__Your task__
Write out each line of the listing as it stands, without the images.

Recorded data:
-- START --

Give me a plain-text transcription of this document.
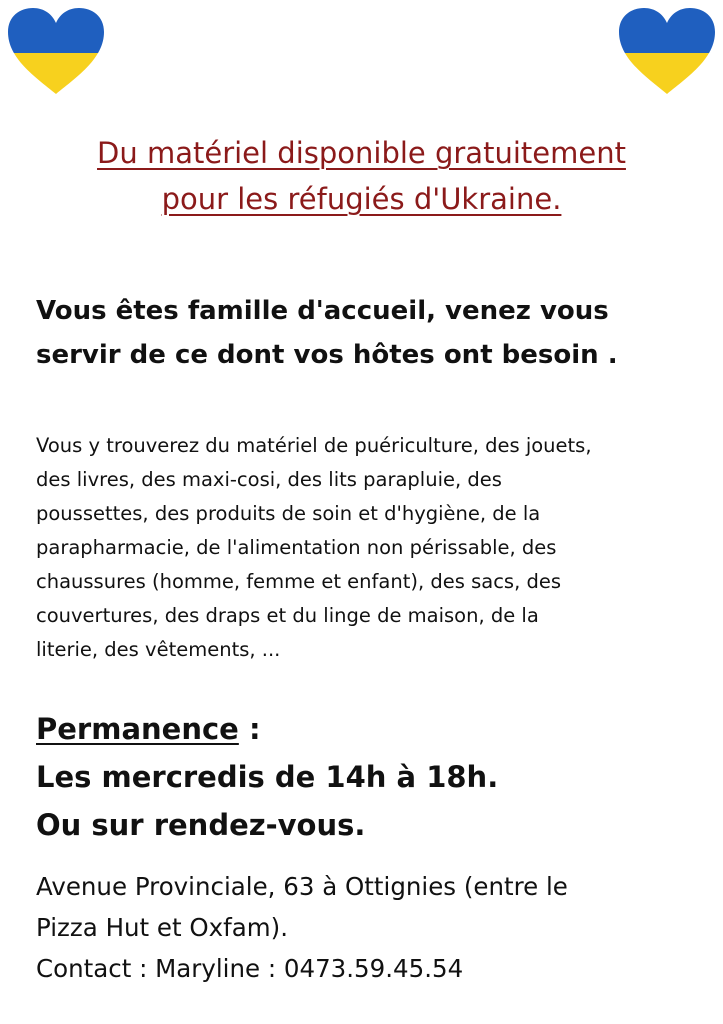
Du matériel disponible gratuitement
pour les réfugiés d'Ukraine.

Vous êtes famille d'accueil, venez vous
servir de ce dont vos hôtes ont besoin .

Vous y trouverez du matériel de puériculture, des jouets,
des livres, des maxi-cosi, des lits parapluie, des
poussettes, des produits de soin et d'hygiène, de la
parapharmacie, de l'alimentation non périssable, des
chaussures (homme, femme et enfant), des sacs, des
couvertures, des draps et du linge de maison, de la
literie, des vêtements, ...

Permanence :
Les mercredis de 14h à 18h.
Ou sur rendez-vous.

Avenue Provinciale, 63 à Ottignies (entre le
Pizza Hut et Oxfam).
Contact : Maryline : 0473.59.45.54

-- END --

__Task result__
Give me a plain-text transcription of this document.
Du matériel disponible gratuitement
pour les réfugiés d'Ukraine.

Vous êtes famille d'accueil, venez vous
servir de ce dont vos hôtes ont besoin .

Vous y trouverez du matériel de puériculture, des jouets,
des livres, des maxi-cosi, des lits parapluie, des
poussettes, des produits de soin et d'hygiène, de la
parapharmacie, de l'alimentation non périssable, des
chaussures (homme, femme et enfant), des sacs, des
couvertures, des draps et du linge de maison, de la
literie, des vêtements, ...

Permanence :
Les mercredis de 14h à 18h.
Ou sur rendez-vous.

Avenue Provinciale, 63 à Ottignies (entre le
Pizza Hut et Oxfam).
Contact : Maryline : 0473.59.45.54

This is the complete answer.